*PROBLEM STATEMENT*.
Extend the blog post about the CBS reality show The Job, picking up after its final sentence.

*DOCUMENT EXTRACT*.
##########
New CBS Show The Job—Wet Blanket or Winner?

February 4th, 2013

On Friday, CBS will debut a new reality show called The Job. According to the trailer, the show will feature people competing for regular mid-level jobs in various companies in New York.

Watching the trailer made me depressed.  I can’t imagine how I’ll feel after watching an entire episode.  It’s sad enough in this country that today millions of people are unemployed or underemployed.  Many unemployed people have actually even given up looking for a job which accounted for the drop in the official unemployment rate in the past few months.  Had these people not quit looking for work, the national unemployment rate would be much higher.

I have no idea what the actual show will be like, but judging from the trailer it looks like the job search equivalent of Chopped on the Food Network. On that show, four chefs create various dishes which a panel of “experts” taste test and critique.  Each candidate is “chopped” until the last young chef is left standing as a Chopped Champion.  I feel bad watching that show because you hear all the back stories of these chefs and you just feel sorry for them when the axe falls.  But at least you know they have jobs.  They may not be a Chopped Champion, but they still have a home and enough to eat.

This show seems to have the same premise as Chopped with several “experts” from the hiring company grilling five poor souls looking for a job.   In the trailer episode, one of the corporate experts is a woman with a British accent. I’m not judging her.  I love the Brits.  They’re awesome people.  And for all I know, she’s a U.S. citizen or permanent legal resident who has been in the good old U.S.A. for years.

Still, I think it’s just odd to have a bunch of desperate Americans begging for a job from someone with a British accent.  King George III would have loved this show.
##########
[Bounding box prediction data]

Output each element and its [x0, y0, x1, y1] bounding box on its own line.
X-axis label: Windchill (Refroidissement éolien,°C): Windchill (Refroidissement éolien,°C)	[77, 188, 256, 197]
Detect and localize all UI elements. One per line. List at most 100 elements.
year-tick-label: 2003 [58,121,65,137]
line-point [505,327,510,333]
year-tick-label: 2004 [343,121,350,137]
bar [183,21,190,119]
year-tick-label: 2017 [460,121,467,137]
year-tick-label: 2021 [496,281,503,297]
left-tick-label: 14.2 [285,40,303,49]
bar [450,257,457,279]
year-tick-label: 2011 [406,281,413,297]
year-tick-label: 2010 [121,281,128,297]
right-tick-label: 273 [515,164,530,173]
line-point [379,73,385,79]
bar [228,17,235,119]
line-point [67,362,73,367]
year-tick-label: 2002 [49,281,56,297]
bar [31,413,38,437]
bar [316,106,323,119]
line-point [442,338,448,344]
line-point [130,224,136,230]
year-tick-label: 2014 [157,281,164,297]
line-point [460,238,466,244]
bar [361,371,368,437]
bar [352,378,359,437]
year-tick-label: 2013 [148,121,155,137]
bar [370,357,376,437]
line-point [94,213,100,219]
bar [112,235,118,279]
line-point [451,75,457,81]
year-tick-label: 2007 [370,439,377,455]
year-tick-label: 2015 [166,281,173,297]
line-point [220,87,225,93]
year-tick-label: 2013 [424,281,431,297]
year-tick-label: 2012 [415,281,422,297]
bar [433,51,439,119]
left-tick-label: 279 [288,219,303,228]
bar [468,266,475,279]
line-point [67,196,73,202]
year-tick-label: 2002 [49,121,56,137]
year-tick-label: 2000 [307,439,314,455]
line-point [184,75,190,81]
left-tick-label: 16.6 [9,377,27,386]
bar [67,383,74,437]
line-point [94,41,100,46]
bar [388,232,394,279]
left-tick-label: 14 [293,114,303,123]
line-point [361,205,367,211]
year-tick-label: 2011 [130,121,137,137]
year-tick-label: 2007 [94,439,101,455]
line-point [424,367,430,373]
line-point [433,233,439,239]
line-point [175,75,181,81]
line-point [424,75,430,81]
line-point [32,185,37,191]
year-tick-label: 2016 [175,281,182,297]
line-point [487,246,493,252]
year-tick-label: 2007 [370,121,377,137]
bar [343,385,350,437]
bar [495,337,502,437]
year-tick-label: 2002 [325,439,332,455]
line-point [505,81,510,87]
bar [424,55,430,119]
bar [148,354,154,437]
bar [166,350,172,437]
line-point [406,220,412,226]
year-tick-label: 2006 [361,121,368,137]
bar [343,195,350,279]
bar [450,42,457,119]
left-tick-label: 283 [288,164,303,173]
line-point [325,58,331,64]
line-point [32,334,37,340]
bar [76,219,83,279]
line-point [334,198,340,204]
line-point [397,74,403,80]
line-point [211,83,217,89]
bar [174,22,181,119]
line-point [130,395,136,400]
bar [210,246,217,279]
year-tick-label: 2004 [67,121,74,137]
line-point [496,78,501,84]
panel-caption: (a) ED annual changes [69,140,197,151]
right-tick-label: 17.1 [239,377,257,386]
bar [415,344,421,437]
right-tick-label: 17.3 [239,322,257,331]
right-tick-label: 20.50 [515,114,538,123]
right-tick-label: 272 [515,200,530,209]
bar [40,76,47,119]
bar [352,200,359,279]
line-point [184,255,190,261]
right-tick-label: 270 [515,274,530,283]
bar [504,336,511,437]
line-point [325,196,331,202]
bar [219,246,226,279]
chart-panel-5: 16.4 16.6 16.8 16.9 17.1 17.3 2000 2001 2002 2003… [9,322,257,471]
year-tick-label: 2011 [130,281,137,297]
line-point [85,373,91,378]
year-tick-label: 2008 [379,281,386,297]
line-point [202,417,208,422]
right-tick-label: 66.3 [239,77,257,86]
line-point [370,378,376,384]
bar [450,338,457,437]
##########
*YOUR RESPONSE*.
“Ha!” he would say, “Silly Americans.  I knew they’d come crawling back someday!”

Okay, that’s an exaggeration, but not too far off.

The jobs being offered on this show are nothing special.  From what I can tell, land one of these jobs and finally you’ll get to eat and pay your light bill.  Yippee!

As Americans, we’ve historically aspired to big things.  We may just all be dreaming, but that’s what we aspire to.  We want the Porsche not the Pinto.

Maybe the message of this show is that by starting at the ground floor of Company X you’ll someday be able to run the place.  That would be an aspiring message.  Just saying you’ll have a job may be a relief, but it’s hardly anything to get terribly excited about.

Hopefully, if this is the best producers can do, they’ll finally get out of the reality show business altogether.  There isn’t much lower they can sink.  What’s next?  Patients in need of a transplant all competing for an available organ?  That seems the direction we’re heading.

If the trailer is any indication, The Job is indeed a wet blanket.  I wish much better for the viewers and certainly for the poor contestants looking work.